* Exercise materials:
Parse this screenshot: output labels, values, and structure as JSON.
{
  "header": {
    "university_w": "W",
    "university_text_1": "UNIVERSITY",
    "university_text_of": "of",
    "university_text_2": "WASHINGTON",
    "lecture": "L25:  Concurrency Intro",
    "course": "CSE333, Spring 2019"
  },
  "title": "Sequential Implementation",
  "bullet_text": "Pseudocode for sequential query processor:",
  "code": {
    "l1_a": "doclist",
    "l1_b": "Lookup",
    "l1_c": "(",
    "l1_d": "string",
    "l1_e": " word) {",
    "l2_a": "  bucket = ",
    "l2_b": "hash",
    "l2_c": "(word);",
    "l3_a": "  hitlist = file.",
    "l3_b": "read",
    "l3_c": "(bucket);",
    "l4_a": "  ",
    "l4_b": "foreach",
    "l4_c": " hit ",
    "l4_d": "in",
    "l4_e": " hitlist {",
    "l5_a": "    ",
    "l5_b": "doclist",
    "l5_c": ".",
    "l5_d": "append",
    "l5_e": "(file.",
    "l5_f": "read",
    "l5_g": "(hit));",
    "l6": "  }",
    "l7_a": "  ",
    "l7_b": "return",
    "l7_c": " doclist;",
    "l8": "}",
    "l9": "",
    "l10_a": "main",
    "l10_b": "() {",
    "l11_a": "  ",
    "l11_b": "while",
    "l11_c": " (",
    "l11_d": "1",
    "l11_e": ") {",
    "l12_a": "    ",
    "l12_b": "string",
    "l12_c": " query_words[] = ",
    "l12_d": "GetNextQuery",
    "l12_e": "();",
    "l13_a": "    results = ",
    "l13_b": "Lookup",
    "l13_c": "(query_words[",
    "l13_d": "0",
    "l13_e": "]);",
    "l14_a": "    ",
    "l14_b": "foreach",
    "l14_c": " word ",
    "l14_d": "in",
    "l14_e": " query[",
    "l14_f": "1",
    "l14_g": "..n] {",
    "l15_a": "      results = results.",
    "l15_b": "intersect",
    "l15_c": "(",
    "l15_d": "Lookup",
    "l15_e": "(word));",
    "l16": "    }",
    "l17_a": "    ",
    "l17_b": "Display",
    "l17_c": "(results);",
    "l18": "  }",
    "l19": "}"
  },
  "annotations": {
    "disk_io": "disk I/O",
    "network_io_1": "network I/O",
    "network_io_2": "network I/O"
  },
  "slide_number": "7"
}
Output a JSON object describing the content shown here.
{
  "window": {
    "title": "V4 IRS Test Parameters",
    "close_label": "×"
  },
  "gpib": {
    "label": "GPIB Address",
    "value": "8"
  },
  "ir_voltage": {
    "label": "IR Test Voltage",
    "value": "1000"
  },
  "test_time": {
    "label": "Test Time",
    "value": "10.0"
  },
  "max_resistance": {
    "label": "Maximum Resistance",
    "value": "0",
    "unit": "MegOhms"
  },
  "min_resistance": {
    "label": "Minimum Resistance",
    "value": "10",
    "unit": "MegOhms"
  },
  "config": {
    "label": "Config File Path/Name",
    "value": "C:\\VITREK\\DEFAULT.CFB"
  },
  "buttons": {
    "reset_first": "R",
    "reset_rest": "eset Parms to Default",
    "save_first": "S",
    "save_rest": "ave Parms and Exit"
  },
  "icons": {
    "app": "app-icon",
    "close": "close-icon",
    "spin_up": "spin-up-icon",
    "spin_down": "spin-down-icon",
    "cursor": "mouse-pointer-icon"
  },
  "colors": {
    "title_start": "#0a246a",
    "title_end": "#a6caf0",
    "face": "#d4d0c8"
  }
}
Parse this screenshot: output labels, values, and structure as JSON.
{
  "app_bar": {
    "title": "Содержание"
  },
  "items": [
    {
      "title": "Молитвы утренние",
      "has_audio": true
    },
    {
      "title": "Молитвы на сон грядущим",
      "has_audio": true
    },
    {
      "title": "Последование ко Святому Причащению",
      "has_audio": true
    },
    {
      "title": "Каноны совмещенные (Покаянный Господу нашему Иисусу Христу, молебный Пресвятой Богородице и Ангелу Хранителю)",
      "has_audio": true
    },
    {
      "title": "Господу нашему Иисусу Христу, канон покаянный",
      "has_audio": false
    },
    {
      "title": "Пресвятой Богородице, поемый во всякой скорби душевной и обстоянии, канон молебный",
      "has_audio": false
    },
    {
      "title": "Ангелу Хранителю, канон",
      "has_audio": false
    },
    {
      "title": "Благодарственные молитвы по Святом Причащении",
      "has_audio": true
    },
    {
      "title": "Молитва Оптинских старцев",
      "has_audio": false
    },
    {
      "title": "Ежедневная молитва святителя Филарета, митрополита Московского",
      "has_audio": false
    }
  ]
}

* Stated problem: Reproduce the material above exactly; please quote every line of it.

* Task response:
Parse this screenshot: output labels, values, and structure as JSON.
{
  "header": {
    "university_w": "W",
    "university_text_1": "UNIVERSITY",
    "university_text_of": "of",
    "university_text_2": "WASHINGTON",
    "lecture": "L25:  Concurrency Intro",
    "course": "CSE333, Spring 2019"
  },
  "title": "Sequential Implementation",
  "bullet_text": "Pseudocode for sequential query processor:",
  "code": {
    "l1_a": "doclist",
    "l1_b": "Lookup",
    "l1_c": "(",
    "l1_d": "string",
    "l1_e": " word) {",
    "l2_a": "  bucket = ",
    "l2_b": "hash",
    "l2_c": "(word);",
    "l3_a": "  hitlist = file.",
    "l3_b": "read",
    "l3_c": "(bucket);",
    "l4_a": "  ",
    "l4_b": "foreach",
    "l4_c": " hit ",
    "l4_d": "in",
    "l4_e": " hitlist {",
    "l5_a": "    ",
    "l5_b": "doclist",
    "l5_c": ".",
    "l5_d": "append",
    "l5_e": "(file.",
    "l5_f": "read",
    "l5_g": "(hit));",
    "l6": "  }",
    "l7_a": "  ",
    "l7_b": "return",
    "l7_c": " doclist;",
    "l8": "}",
    "l9": "",
    "l10_a": "main",
    "l10_b": "() {",
    "l11_a": "  ",
    "l11_b": "while",
    "l11_c": " (",
    "l11_d": "1",
    "l11_e": ") {",
    "l12_a": "    ",
    "l12_b": "string",
    "l12_c": " query_words[] = ",
    "l12_d": "GetNextQuery",
    "l12_e": "();",
    "l13_a": "    results = ",
    "l13_b": "Lookup",
    "l13_c": "(query_words[",
    "l13_d": "0",
    "l13_e": "]);",
    "l14_a": "    ",
    "l14_b": "foreach",
    "l14_c": " word ",
    "l14_d": "in",
    "l14_e": " query[",
    "l14_f": "1",
    "l14_g": "..n] {",
    "l15_a": "      results = results.",
    "l15_b": "intersect",
    "l15_c": "(",
    "l15_d": "Lookup",
    "l15_e": "(word));",
    "l16": "    }",
    "l17_a": "    ",
    "l17_b": "Display",
    "l17_c": "(results);",
    "l18": "  }",
    "l19": "}"
  },
  "annotations": {
    "disk_io": "disk I/O",
    "network_io_1": "network I/O",
    "network_io_2": "network I/O"
  },
  "slide_number": "7"
}
Output a JSON object describing the content shown here.
{
  "window": {
    "title": "V4 IRS Test Parameters",
    "close_label": "×"
  },
  "gpib": {
    "label": "GPIB Address",
    "value": "8"
  },
  "ir_voltage": {
    "label": "IR Test Voltage",
    "value": "1000"
  },
  "test_time": {
    "label": "Test Time",
    "value": "10.0"
  },
  "max_resistance": {
    "label": "Maximum Resistance",
    "value": "0",
    "unit": "MegOhms"
  },
  "min_resistance": {
    "label": "Minimum Resistance",
    "value": "10",
    "unit": "MegOhms"
  },
  "config": {
    "label": "Config File Path/Name",
    "value": "C:\\VITREK\\DEFAULT.CFB"
  },
  "buttons": {
    "reset_first": "R",
    "reset_rest": "eset Parms to Default",
    "save_first": "S",
    "save_rest": "ave Parms and Exit"
  },
  "icons": {
    "app": "app-icon",
    "close": "close-icon",
    "spin_up": "spin-up-icon",
    "spin_down": "spin-down-icon",
    "cursor": "mouse-pointer-icon"
  },
  "colors": {
    "title_start": "#0a246a",
    "title_end": "#a6caf0",
    "face": "#d4d0c8"
  }
}
Parse this screenshot: output labels, values, and structure as JSON.
{
  "app_bar": {
    "title": "Содержание"
  },
  "items": [
    {
      "title": "Молитвы утренние",
      "has_audio": true
    },
    {
      "title": "Молитвы на сон грядущим",
      "has_audio": true
    },
    {
      "title": "Последование ко Святому Причащению",
      "has_audio": true
    },
    {
      "title": "Каноны совмещенные (Покаянный Господу нашему Иисусу Христу, молебный Пресвятой Богородице и Ангелу Хранителю)",
      "has_audio": true
    },
    {
      "title": "Господу нашему Иисусу Христу, канон покаянный",
      "has_audio": false
    },
    {
      "title": "Пресвятой Богородице, поемый во всякой скорби душевной и обстоянии, канон молебный",
      "has_audio": false
    },
    {
      "title": "Ангелу Хранителю, канон",
      "has_audio": false
    },
    {
      "title": "Благодарственные молитвы по Святом Причащении",
      "has_audio": true
    },
    {
      "title": "Молитва Оптинских старцев",
      "has_audio": false
    },
    {
      "title": "Ежедневная молитва святителя Филарета, митрополита Московского",
      "has_audio": false
    }
  ]
}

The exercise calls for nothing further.